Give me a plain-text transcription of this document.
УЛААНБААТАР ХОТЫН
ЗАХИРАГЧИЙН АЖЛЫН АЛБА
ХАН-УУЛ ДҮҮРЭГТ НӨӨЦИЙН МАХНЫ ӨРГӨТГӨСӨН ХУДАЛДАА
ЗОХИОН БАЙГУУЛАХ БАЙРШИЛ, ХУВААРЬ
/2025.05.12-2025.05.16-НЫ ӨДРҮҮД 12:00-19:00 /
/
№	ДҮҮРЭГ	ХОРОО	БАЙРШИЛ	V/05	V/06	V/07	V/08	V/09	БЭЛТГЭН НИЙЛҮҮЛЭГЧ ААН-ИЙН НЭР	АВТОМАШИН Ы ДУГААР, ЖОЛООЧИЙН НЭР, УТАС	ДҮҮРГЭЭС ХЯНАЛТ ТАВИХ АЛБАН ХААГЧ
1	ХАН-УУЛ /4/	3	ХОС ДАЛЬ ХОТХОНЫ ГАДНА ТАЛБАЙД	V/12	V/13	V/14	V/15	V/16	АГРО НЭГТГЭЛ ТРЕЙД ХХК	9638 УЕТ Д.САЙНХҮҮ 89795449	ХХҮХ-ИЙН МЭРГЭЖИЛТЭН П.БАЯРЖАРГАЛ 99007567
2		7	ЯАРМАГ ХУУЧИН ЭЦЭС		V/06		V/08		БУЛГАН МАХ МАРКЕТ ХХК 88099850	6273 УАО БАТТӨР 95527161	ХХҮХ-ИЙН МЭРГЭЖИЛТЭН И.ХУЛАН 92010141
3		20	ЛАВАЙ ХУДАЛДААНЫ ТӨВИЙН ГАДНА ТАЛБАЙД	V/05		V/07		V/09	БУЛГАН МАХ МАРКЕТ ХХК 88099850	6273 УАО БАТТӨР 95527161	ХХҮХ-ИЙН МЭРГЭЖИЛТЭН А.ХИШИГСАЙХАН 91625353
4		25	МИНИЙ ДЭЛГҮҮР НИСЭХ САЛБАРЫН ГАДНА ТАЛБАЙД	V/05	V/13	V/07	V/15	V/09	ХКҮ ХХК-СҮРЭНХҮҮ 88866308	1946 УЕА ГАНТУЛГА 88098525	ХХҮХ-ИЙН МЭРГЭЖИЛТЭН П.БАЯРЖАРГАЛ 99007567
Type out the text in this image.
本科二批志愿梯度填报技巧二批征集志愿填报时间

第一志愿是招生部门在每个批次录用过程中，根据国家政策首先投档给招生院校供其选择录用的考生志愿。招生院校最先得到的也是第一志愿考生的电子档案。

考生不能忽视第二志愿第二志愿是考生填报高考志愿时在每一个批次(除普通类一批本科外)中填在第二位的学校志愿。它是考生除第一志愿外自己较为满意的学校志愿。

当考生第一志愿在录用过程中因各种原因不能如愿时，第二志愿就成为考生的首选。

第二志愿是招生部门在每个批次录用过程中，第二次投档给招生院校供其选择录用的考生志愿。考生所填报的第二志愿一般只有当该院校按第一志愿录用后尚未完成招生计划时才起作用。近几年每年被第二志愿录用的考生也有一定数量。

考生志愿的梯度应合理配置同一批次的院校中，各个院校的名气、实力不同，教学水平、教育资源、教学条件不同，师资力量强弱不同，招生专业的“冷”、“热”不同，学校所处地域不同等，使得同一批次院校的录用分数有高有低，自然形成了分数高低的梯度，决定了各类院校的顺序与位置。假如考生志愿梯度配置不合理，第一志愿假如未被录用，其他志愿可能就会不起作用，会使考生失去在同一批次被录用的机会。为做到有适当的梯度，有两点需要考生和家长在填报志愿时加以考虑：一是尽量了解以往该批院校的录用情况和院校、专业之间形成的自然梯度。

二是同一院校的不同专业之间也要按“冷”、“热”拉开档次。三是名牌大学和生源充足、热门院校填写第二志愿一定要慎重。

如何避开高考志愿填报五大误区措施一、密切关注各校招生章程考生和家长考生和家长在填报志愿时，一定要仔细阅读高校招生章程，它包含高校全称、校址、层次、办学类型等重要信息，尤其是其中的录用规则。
——
The request:
Copy out every line that includes the word "БАЯРЖАРГАЛ".

Worked solution:
1	ХАН-УУЛ /4/	3	ХОС ДАЛЬ ХОТХОНЫ ГАДНА ТАЛБАЙД	V/12	V/13	V/14	V/15	V/16	АГРО НЭГТГЭЛ ТРЕЙД ХХК	9638 УЕТ Д.САЙНХҮҮ 89795449	ХХҮХ-ИЙН МЭРГЭЖИЛТЭН П.БАЯРЖАРГАЛ 99007567
4		25	МИНИЙ ДЭЛГҮҮР НИСЭХ САЛБАРЫН ГАДНА ТАЛБАЙД	V/05	V/13	V/07	V/15	V/09	ХКҮ ХХК-СҮРЭНХҮҮ 88866308	1946 УЕА ГАНТУЛГА 88098525	ХХҮХ-ИЙН МЭРГЭЖИЛТЭН П.БАЯРЖАРГАЛ 99007567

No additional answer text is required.